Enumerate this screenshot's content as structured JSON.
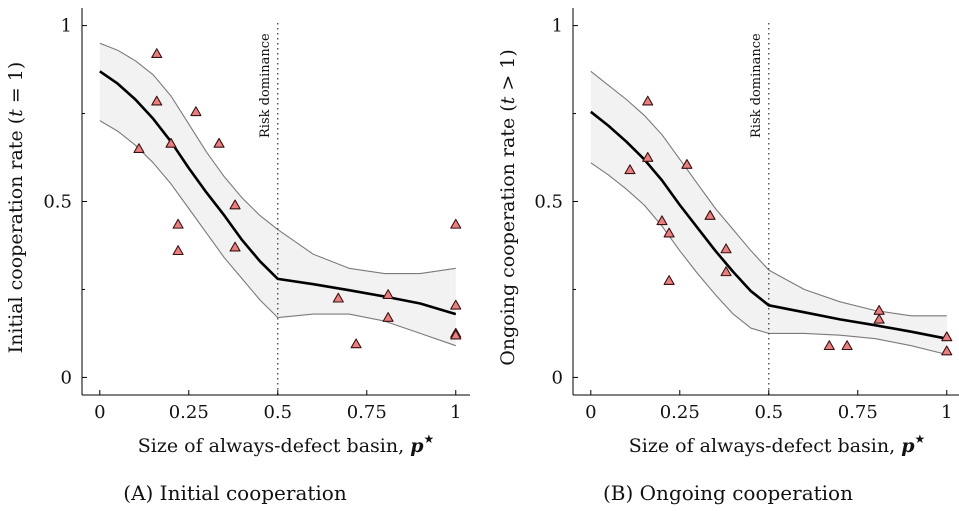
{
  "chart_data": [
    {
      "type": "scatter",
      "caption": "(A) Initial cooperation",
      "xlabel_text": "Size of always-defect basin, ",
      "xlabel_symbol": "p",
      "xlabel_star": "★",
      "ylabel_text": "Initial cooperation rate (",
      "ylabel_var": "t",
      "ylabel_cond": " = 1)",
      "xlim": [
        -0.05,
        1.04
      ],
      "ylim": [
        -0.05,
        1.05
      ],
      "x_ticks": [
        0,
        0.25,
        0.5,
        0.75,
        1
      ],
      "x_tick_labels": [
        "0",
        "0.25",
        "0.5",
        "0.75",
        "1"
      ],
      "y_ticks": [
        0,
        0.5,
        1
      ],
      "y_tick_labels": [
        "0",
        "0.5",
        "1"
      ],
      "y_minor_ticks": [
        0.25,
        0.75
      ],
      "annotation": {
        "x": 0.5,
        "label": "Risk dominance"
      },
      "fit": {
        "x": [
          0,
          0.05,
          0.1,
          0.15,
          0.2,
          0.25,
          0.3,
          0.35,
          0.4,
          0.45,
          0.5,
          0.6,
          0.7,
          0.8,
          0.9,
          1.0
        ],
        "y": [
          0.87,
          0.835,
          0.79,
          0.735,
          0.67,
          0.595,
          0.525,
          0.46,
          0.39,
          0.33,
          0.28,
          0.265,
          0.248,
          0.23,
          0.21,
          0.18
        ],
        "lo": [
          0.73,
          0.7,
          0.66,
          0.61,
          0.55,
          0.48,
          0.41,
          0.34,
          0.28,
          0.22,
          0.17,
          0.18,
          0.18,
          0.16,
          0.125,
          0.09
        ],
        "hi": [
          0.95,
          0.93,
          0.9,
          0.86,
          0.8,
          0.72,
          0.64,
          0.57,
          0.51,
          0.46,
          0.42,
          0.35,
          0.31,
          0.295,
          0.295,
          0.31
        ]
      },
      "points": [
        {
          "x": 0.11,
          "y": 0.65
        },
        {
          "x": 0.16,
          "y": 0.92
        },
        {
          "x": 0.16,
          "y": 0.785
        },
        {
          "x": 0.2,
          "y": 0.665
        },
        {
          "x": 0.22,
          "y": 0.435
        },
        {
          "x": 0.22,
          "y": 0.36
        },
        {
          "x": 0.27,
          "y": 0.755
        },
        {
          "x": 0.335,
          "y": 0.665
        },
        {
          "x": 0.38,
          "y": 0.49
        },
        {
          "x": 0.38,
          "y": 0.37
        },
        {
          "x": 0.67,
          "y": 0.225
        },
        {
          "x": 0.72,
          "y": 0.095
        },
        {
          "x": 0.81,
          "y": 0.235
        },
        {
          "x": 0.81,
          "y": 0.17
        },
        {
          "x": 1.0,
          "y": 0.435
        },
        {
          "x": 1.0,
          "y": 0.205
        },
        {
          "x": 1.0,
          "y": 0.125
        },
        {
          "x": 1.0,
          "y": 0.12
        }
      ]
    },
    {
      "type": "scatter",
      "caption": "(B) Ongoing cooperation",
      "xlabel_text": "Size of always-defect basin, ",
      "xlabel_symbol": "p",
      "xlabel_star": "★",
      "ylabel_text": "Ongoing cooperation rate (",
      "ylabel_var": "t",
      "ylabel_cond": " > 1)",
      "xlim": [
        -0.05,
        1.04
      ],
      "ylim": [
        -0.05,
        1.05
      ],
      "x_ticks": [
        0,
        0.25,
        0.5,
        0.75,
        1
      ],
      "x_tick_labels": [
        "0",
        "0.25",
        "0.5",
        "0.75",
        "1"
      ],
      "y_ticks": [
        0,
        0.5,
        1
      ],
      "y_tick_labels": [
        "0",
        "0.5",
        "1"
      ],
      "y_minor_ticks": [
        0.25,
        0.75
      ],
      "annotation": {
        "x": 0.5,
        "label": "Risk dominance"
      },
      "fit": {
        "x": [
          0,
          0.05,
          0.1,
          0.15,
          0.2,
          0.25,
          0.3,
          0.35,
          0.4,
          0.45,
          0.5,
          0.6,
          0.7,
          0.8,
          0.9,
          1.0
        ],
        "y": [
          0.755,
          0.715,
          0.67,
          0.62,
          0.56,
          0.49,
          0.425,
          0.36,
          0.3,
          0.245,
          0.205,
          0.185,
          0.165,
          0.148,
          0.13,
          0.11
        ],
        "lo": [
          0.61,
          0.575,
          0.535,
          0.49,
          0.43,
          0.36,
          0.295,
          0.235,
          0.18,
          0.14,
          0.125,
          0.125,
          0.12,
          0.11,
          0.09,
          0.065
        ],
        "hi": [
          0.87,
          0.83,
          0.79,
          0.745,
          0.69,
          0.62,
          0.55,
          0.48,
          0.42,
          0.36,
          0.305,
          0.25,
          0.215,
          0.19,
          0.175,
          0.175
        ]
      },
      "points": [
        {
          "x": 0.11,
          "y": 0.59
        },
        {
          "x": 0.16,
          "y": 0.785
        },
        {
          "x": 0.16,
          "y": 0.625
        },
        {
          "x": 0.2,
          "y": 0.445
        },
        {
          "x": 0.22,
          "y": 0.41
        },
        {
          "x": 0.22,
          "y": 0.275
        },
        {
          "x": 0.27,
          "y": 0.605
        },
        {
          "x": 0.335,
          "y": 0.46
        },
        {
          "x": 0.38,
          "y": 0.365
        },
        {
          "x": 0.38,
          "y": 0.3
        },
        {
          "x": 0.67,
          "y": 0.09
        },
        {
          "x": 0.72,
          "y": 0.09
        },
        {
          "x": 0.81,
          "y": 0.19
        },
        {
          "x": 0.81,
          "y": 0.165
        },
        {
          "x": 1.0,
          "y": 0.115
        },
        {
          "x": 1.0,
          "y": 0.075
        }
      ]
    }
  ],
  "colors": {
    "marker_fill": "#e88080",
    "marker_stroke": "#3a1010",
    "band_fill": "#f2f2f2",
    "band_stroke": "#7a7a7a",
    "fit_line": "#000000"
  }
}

________________________________________

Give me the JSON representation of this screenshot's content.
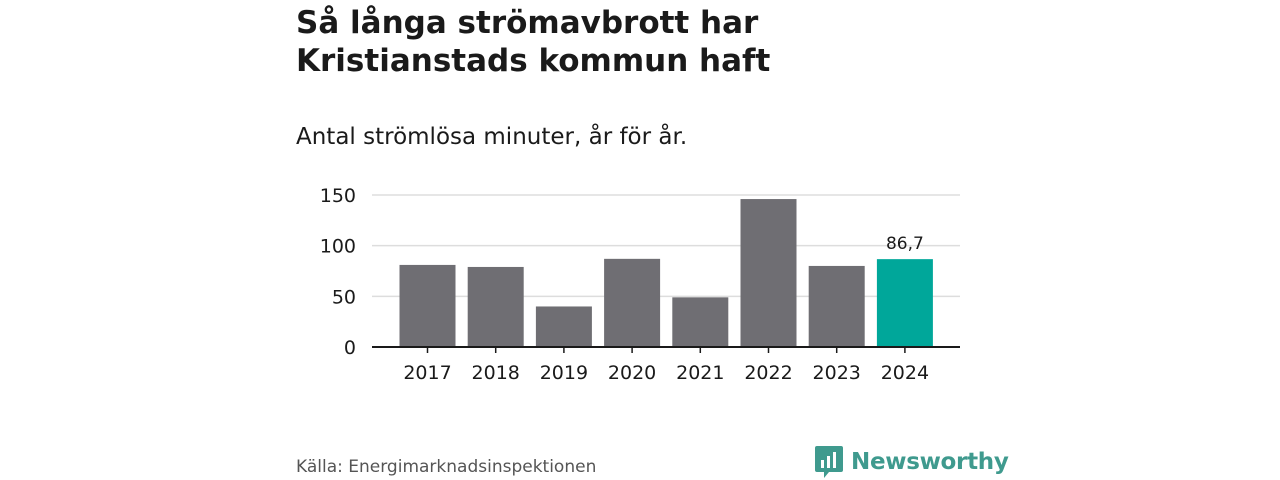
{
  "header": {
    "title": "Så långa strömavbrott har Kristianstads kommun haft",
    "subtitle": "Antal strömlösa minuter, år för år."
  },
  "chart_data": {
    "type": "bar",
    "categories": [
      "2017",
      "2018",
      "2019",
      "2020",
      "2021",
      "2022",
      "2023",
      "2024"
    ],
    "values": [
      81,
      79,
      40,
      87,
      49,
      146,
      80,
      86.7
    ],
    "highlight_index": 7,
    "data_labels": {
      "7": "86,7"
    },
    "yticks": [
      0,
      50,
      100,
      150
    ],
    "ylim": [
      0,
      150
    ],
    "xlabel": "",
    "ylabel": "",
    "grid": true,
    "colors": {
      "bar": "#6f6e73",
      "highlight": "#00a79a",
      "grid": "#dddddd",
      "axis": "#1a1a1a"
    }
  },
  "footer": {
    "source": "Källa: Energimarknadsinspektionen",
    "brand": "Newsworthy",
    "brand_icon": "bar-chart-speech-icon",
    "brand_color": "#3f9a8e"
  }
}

________________________________________

■ Task description
Give the number of lines in the entries above that include the string "Ongoing". No other output is expected.

■ The output
2